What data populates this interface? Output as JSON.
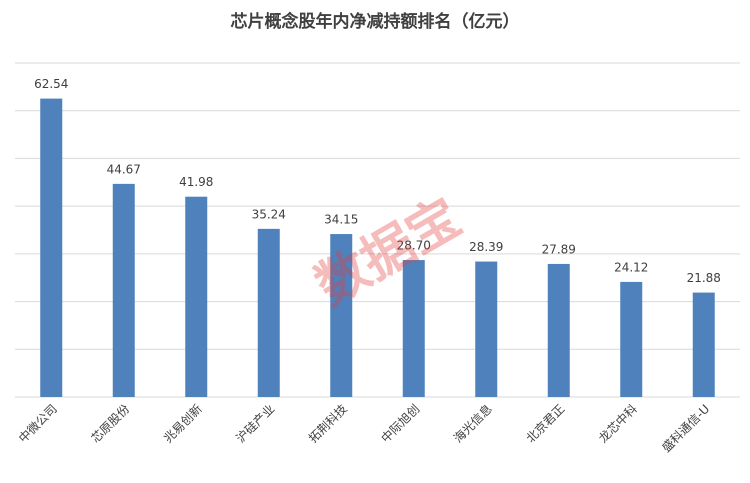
{
  "chart_data": {
    "type": "bar",
    "title": "芯片概念股年内净减持额排名（亿元）",
    "categories": [
      "中微公司",
      "芯原股份",
      "兆易创新",
      "沪硅产业",
      "拓荆科技",
      "中际旭创",
      "海光信息",
      "北京君正",
      "龙芯中科",
      "盛科通信-U"
    ],
    "values": [
      62.54,
      44.67,
      41.98,
      35.24,
      34.15,
      28.7,
      28.39,
      27.89,
      24.12,
      21.88
    ],
    "value_labels": [
      "62.54",
      "44.67",
      "41.98",
      "35.24",
      "34.15",
      "28.70",
      "28.39",
      "27.89",
      "24.12",
      "21.88"
    ],
    "color": "#4f81bd",
    "ylim": [
      0,
      70
    ],
    "yticks": [
      0,
      10,
      20,
      30,
      40,
      50,
      60,
      70
    ],
    "grid": true,
    "watermark": "数据宝"
  }
}
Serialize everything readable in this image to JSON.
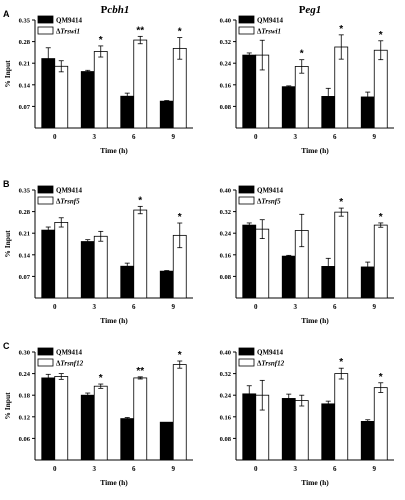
{
  "column_titles": [
    {
      "prefix": "P",
      "gene": "cbh1"
    },
    {
      "prefix": "P",
      "gene": "eg1"
    }
  ],
  "row_labels": [
    "A",
    "B",
    "C"
  ],
  "chart_data": [
    {
      "type": "bar",
      "row": 0,
      "col": 0,
      "xlabel": "Time (h)",
      "ylabel": "% Input",
      "categories": [
        "0",
        "3",
        "6",
        "9"
      ],
      "ylim": [
        0,
        0.35
      ],
      "yticks": [
        "0.07",
        "0.14",
        "0.21",
        "0.28",
        "0.35"
      ],
      "legend": "top-left",
      "series": [
        {
          "name": "QM9414",
          "color": "#000000",
          "values": [
            0.225,
            0.183,
            0.103,
            0.087
          ],
          "errors": [
            0.035,
            0.004,
            0.01,
            0.002
          ]
        },
        {
          "name": "ΔTrswi1",
          "color": "#ffffff",
          "values": [
            0.2,
            0.248,
            0.285,
            0.258
          ],
          "errors": [
            0.018,
            0.018,
            0.012,
            0.035
          ]
        }
      ],
      "annotations": [
        "",
        "*",
        "**",
        "*"
      ]
    },
    {
      "type": "bar",
      "row": 0,
      "col": 1,
      "xlabel": "Time (h)",
      "ylabel": "",
      "categories": [
        "0",
        "3",
        "6",
        "9"
      ],
      "ylim": [
        0,
        0.4
      ],
      "yticks": [
        "0.08",
        "0.16",
        "0.24",
        "0.32",
        "0.40"
      ],
      "legend": "top-left",
      "series": [
        {
          "name": "QM9414",
          "color": "#000000",
          "values": [
            0.27,
            0.153,
            0.117,
            0.115
          ],
          "errors": [
            0.008,
            0.003,
            0.03,
            0.018
          ]
        },
        {
          "name": "ΔTrswi1",
          "color": "#ffffff",
          "values": [
            0.27,
            0.228,
            0.3,
            0.288
          ],
          "errors": [
            0.055,
            0.025,
            0.045,
            0.035
          ]
        }
      ],
      "annotations": [
        "",
        "*",
        "*",
        "*"
      ]
    },
    {
      "type": "bar",
      "row": 1,
      "col": 0,
      "xlabel": "Time (h)",
      "ylabel": "% Input",
      "categories": [
        "0",
        "3",
        "6",
        "9"
      ],
      "ylim": [
        0,
        0.35
      ],
      "yticks": [
        "0.07",
        "0.14",
        "0.21",
        "0.28",
        "0.35"
      ],
      "legend": "top-left",
      "series": [
        {
          "name": "QM9414",
          "color": "#000000",
          "values": [
            0.22,
            0.183,
            0.103,
            0.087
          ],
          "errors": [
            0.01,
            0.006,
            0.01,
            0.002
          ]
        },
        {
          "name": "ΔTrsnf5",
          "color": "#ffffff",
          "values": [
            0.245,
            0.2,
            0.285,
            0.203
          ],
          "errors": [
            0.015,
            0.016,
            0.012,
            0.04
          ]
        }
      ],
      "annotations": [
        "",
        "",
        "*",
        "*"
      ]
    },
    {
      "type": "bar",
      "row": 1,
      "col": 1,
      "xlabel": "Time (h)",
      "ylabel": "",
      "categories": [
        "0",
        "3",
        "6",
        "9"
      ],
      "ylim": [
        0,
        0.4
      ],
      "yticks": [
        "0.08",
        "0.16",
        "0.24",
        "0.32",
        "0.40"
      ],
      "legend": "top-left",
      "series": [
        {
          "name": "QM9414",
          "color": "#000000",
          "values": [
            0.27,
            0.155,
            0.117,
            0.115
          ],
          "errors": [
            0.008,
            0.003,
            0.03,
            0.018
          ]
        },
        {
          "name": "ΔTrsnf5",
          "color": "#ffffff",
          "values": [
            0.255,
            0.25,
            0.318,
            0.27
          ],
          "errors": [
            0.035,
            0.06,
            0.015,
            0.008
          ]
        }
      ],
      "annotations": [
        "",
        "",
        "*",
        "*"
      ]
    },
    {
      "type": "bar",
      "row": 2,
      "col": 0,
      "xlabel": "Time (h)",
      "ylabel": "% Input",
      "categories": [
        "0",
        "3",
        "6",
        "9"
      ],
      "ylim": [
        0,
        0.3
      ],
      "yticks": [
        "0.06",
        "0.12",
        "0.18",
        "0.24",
        "0.30"
      ],
      "legend": "top-left",
      "series": [
        {
          "name": "QM9414",
          "color": "#000000",
          "values": [
            0.228,
            0.18,
            0.115,
            0.105
          ],
          "errors": [
            0.01,
            0.006,
            0.003,
            0.0
          ]
        },
        {
          "name": "ΔTrsnf12",
          "color": "#ffffff",
          "values": [
            0.232,
            0.205,
            0.228,
            0.265
          ],
          "errors": [
            0.008,
            0.006,
            0.003,
            0.01
          ]
        }
      ],
      "annotations": [
        "",
        "*",
        "**",
        "*"
      ]
    },
    {
      "type": "bar",
      "row": 2,
      "col": 1,
      "xlabel": "Time (h)",
      "ylabel": "",
      "categories": [
        "0",
        "3",
        "6",
        "9"
      ],
      "ylim": [
        0,
        0.4
      ],
      "yticks": [
        "0.08",
        "0.16",
        "0.24",
        "0.32",
        "0.40"
      ],
      "legend": "top-left",
      "series": [
        {
          "name": "QM9414",
          "color": "#000000",
          "values": [
            0.245,
            0.228,
            0.208,
            0.143
          ],
          "errors": [
            0.03,
            0.016,
            0.01,
            0.006
          ]
        },
        {
          "name": "ΔTrsnf12",
          "color": "#ffffff",
          "values": [
            0.24,
            0.22,
            0.32,
            0.268
          ],
          "errors": [
            0.055,
            0.02,
            0.02,
            0.018
          ]
        }
      ],
      "annotations": [
        "",
        "",
        "*",
        "*"
      ]
    }
  ]
}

**Your objective**
All of the entries above should be copied exactly, except for the pictures.

**Output below**
What data populates this interface? Output as JSON.
{
  "chart_data": {
    "type": "bar",
    "title": "芯片概念股年内净减持额排名（亿元）",
    "categories": [
      "中微公司",
      "芯原股份",
      "兆易创新",
      "沪硅产业",
      "拓荆科技",
      "中际旭创",
      "海光信息",
      "北京君正",
      "龙芯中科",
      "盛科通信-U"
    ],
    "values": [
      62.54,
      44.67,
      41.98,
      35.24,
      34.15,
      28.7,
      28.39,
      27.89,
      24.12,
      21.88
    ],
    "value_labels": [
      "62.54",
      "44.67",
      "41.98",
      "35.24",
      "34.15",
      "28.70",
      "28.39",
      "27.89",
      "24.12",
      "21.88"
    ],
    "color": "#4f81bd",
    "ylim": [
      0,
      70
    ],
    "yticks": [
      0,
      10,
      20,
      30,
      40,
      50,
      60,
      70
    ],
    "grid": true,
    "watermark": "数据宝"
  }
}
Serialize everything readable in this image to JSON.
{
  "column_titles": [
    {
      "prefix": "P",
      "gene": "cbh1"
    },
    {
      "prefix": "P",
      "gene": "eg1"
    }
  ],
  "row_labels": [
    "A",
    "B",
    "C"
  ],
  "chart_data": [
    {
      "type": "bar",
      "row": 0,
      "col": 0,
      "xlabel": "Time (h)",
      "ylabel": "% Input",
      "categories": [
        "0",
        "3",
        "6",
        "9"
      ],
      "ylim": [
        0,
        0.35
      ],
      "yticks": [
        "0.07",
        "0.14",
        "0.21",
        "0.28",
        "0.35"
      ],
      "legend": "top-left",
      "series": [
        {
          "name": "QM9414",
          "color": "#000000",
          "values": [
            0.225,
            0.183,
            0.103,
            0.087
          ],
          "errors": [
            0.035,
            0.004,
            0.01,
            0.002
          ]
        },
        {
          "name": "ΔTrswi1",
          "color": "#ffffff",
          "values": [
            0.2,
            0.248,
            0.285,
            0.258
          ],
          "errors": [
            0.018,
            0.018,
            0.012,
            0.035
          ]
        }
      ],
      "annotations": [
        "",
        "*",
        "**",
        "*"
      ]
    },
    {
      "type": "bar",
      "row": 0,
      "col": 1,
      "xlabel": "Time (h)",
      "ylabel": "",
      "categories": [
        "0",
        "3",
        "6",
        "9"
      ],
      "ylim": [
        0,
        0.4
      ],
      "yticks": [
        "0.08",
        "0.16",
        "0.24",
        "0.32",
        "0.40"
      ],
      "legend": "top-left",
      "series": [
        {
          "name": "QM9414",
          "color": "#000000",
          "values": [
            0.27,
            0.153,
            0.117,
            0.115
          ],
          "errors": [
            0.008,
            0.003,
            0.03,
            0.018
          ]
        },
        {
          "name": "ΔTrswi1",
          "color": "#ffffff",
          "values": [
            0.27,
            0.228,
            0.3,
            0.288
          ],
          "errors": [
            0.055,
            0.025,
            0.045,
            0.035
          ]
        }
      ],
      "annotations": [
        "",
        "*",
        "*",
        "*"
      ]
    },
    {
      "type": "bar",
      "row": 1,
      "col": 0,
      "xlabel": "Time (h)",
      "ylabel": "% Input",
      "categories": [
        "0",
        "3",
        "6",
        "9"
      ],
      "ylim": [
        0,
        0.35
      ],
      "yticks": [
        "0.07",
        "0.14",
        "0.21",
        "0.28",
        "0.35"
      ],
      "legend": "top-left",
      "series": [
        {
          "name": "QM9414",
          "color": "#000000",
          "values": [
            0.22,
            0.183,
            0.103,
            0.087
          ],
          "errors": [
            0.01,
            0.006,
            0.01,
            0.002
          ]
        },
        {
          "name": "ΔTrsnf5",
          "color": "#ffffff",
          "values": [
            0.245,
            0.2,
            0.285,
            0.203
          ],
          "errors": [
            0.015,
            0.016,
            0.012,
            0.04
          ]
        }
      ],
      "annotations": [
        "",
        "",
        "*",
        "*"
      ]
    },
    {
      "type": "bar",
      "row": 1,
      "col": 1,
      "xlabel": "Time (h)",
      "ylabel": "",
      "categories": [
        "0",
        "3",
        "6",
        "9"
      ],
      "ylim": [
        0,
        0.4
      ],
      "yticks": [
        "0.08",
        "0.16",
        "0.24",
        "0.32",
        "0.40"
      ],
      "legend": "top-left",
      "series": [
        {
          "name": "QM9414",
          "color": "#000000",
          "values": [
            0.27,
            0.155,
            0.117,
            0.115
          ],
          "errors": [
            0.008,
            0.003,
            0.03,
            0.018
          ]
        },
        {
          "name": "ΔTrsnf5",
          "color": "#ffffff",
          "values": [
            0.255,
            0.25,
            0.318,
            0.27
          ],
          "errors": [
            0.035,
            0.06,
            0.015,
            0.008
          ]
        }
      ],
      "annotations": [
        "",
        "",
        "*",
        "*"
      ]
    },
    {
      "type": "bar",
      "row": 2,
      "col": 0,
      "xlabel": "Time (h)",
      "ylabel": "% Input",
      "categories": [
        "0",
        "3",
        "6",
        "9"
      ],
      "ylim": [
        0,
        0.3
      ],
      "yticks": [
        "0.06",
        "0.12",
        "0.18",
        "0.24",
        "0.30"
      ],
      "legend": "top-left",
      "series": [
        {
          "name": "QM9414",
          "color": "#000000",
          "values": [
            0.228,
            0.18,
            0.115,
            0.105
          ],
          "errors": [
            0.01,
            0.006,
            0.003,
            0.0
          ]
        },
        {
          "name": "ΔTrsnf12",
          "color": "#ffffff",
          "values": [
            0.232,
            0.205,
            0.228,
            0.265
          ],
          "errors": [
            0.008,
            0.006,
            0.003,
            0.01
          ]
        }
      ],
      "annotations": [
        "",
        "*",
        "**",
        "*"
      ]
    },
    {
      "type": "bar",
      "row": 2,
      "col": 1,
      "xlabel": "Time (h)",
      "ylabel": "",
      "categories": [
        "0",
        "3",
        "6",
        "9"
      ],
      "ylim": [
        0,
        0.4
      ],
      "yticks": [
        "0.08",
        "0.16",
        "0.24",
        "0.32",
        "0.40"
      ],
      "legend": "top-left",
      "series": [
        {
          "name": "QM9414",
          "color": "#000000",
          "values": [
            0.245,
            0.228,
            0.208,
            0.143
          ],
          "errors": [
            0.03,
            0.016,
            0.01,
            0.006
          ]
        },
        {
          "name": "ΔTrsnf12",
          "color": "#ffffff",
          "values": [
            0.24,
            0.22,
            0.32,
            0.268
          ],
          "errors": [
            0.055,
            0.02,
            0.02,
            0.018
          ]
        }
      ],
      "annotations": [
        "",
        "",
        "*",
        "*"
      ]
    }
  ]
}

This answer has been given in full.